**EXERCISE:** Reproduce each line bearing the word "года".

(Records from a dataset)
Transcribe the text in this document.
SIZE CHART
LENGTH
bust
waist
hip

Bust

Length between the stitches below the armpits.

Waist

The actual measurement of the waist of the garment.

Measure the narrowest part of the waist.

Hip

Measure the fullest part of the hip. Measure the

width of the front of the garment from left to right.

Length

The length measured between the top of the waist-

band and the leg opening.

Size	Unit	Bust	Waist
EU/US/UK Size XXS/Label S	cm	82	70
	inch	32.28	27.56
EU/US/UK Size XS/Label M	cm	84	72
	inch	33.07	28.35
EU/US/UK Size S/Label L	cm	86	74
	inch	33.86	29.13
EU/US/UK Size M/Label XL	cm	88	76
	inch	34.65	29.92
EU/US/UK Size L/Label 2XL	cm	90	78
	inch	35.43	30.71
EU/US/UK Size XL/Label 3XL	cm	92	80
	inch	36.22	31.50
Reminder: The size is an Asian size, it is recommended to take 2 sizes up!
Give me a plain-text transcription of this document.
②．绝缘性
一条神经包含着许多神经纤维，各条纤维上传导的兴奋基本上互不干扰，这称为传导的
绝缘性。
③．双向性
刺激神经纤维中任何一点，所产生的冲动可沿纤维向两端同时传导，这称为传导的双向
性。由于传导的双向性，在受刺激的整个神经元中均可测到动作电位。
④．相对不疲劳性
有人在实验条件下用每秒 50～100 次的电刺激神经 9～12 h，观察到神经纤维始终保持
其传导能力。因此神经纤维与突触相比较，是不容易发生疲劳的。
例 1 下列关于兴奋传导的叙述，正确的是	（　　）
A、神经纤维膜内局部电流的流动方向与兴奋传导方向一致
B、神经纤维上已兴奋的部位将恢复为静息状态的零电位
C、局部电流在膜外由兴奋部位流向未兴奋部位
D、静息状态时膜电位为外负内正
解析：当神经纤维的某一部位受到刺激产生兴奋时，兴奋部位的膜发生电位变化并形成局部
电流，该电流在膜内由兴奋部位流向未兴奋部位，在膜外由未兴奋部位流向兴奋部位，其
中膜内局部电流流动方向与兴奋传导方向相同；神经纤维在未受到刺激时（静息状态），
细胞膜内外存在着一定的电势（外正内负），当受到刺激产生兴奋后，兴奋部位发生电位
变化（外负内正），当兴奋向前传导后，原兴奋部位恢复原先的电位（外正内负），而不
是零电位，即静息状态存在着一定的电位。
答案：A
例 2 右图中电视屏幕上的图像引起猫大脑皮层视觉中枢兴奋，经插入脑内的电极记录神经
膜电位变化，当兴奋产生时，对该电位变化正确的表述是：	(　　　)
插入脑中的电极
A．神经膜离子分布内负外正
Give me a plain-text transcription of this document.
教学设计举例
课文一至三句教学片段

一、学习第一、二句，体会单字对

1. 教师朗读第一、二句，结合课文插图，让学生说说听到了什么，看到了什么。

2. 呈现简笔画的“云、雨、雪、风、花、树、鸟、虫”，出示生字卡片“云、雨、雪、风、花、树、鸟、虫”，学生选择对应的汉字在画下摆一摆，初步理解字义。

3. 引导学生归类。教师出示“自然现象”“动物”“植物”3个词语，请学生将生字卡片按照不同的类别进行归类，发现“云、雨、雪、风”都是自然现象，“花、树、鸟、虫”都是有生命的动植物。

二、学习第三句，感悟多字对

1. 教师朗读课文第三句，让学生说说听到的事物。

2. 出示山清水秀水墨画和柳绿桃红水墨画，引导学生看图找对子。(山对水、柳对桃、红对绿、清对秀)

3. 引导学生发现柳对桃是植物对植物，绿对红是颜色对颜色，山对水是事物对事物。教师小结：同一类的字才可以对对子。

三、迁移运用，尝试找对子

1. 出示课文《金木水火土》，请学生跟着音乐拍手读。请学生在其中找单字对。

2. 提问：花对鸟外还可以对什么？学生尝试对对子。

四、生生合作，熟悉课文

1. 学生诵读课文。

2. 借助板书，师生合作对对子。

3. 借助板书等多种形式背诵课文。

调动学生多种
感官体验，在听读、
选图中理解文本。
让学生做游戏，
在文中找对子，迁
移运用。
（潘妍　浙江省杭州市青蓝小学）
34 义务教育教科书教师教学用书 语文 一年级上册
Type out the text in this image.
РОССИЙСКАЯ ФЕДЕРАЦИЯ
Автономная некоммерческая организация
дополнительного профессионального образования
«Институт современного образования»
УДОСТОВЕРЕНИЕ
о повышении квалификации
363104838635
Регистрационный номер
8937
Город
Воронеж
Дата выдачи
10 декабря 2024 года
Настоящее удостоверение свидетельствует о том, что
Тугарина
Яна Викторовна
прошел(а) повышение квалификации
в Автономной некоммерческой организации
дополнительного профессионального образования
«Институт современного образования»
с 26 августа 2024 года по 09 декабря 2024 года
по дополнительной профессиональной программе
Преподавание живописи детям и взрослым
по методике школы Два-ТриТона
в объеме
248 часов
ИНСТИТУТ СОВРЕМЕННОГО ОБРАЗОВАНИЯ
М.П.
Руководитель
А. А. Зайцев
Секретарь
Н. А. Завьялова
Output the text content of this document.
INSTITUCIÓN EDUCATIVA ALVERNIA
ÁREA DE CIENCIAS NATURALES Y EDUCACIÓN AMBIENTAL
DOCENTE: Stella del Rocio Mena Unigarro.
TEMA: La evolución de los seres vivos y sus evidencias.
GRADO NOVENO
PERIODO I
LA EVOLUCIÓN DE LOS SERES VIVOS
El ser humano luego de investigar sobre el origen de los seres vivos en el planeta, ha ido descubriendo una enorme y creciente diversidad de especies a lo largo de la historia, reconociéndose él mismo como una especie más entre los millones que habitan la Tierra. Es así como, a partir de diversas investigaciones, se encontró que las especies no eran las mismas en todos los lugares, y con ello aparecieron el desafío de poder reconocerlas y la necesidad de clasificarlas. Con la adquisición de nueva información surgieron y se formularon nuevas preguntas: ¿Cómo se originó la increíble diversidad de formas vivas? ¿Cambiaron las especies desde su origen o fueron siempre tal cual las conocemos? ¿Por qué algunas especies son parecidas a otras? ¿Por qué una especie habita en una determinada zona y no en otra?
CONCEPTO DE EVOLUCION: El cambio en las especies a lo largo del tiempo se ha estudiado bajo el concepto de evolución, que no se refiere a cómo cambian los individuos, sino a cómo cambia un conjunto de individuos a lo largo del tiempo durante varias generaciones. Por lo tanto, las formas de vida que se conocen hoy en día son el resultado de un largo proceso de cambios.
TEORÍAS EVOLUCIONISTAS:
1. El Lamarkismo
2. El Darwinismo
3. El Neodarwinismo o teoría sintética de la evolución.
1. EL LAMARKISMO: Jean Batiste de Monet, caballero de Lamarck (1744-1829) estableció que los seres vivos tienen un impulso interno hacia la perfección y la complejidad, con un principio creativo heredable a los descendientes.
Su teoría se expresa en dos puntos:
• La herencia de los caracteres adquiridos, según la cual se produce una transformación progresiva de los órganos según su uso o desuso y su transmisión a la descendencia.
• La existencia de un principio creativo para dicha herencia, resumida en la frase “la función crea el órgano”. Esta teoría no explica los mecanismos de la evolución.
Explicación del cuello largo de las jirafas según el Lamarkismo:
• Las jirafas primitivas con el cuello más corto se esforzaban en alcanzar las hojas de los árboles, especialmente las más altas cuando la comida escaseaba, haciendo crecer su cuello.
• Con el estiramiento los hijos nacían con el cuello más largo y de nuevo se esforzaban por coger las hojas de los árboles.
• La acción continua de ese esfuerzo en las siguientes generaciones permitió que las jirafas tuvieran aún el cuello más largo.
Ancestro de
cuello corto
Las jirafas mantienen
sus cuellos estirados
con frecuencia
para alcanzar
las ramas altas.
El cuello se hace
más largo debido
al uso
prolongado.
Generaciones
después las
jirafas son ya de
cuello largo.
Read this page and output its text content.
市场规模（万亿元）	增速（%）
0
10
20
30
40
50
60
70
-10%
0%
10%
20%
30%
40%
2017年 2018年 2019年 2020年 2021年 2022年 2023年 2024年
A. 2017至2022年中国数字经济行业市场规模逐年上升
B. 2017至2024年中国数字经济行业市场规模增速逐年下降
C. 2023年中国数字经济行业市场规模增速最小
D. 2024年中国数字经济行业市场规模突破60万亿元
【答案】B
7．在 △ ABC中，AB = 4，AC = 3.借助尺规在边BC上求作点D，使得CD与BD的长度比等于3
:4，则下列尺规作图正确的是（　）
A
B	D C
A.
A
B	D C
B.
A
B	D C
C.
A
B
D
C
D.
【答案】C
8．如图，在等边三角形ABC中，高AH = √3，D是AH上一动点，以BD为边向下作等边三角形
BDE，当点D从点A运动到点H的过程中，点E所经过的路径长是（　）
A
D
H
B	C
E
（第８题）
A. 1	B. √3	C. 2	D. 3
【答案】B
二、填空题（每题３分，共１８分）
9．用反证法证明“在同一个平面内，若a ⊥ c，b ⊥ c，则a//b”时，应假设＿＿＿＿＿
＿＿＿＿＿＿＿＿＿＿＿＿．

**WORKED ANSWER:**
10 декабря 2024 года
с 26 августа 2024 года по 09 декабря 2024 года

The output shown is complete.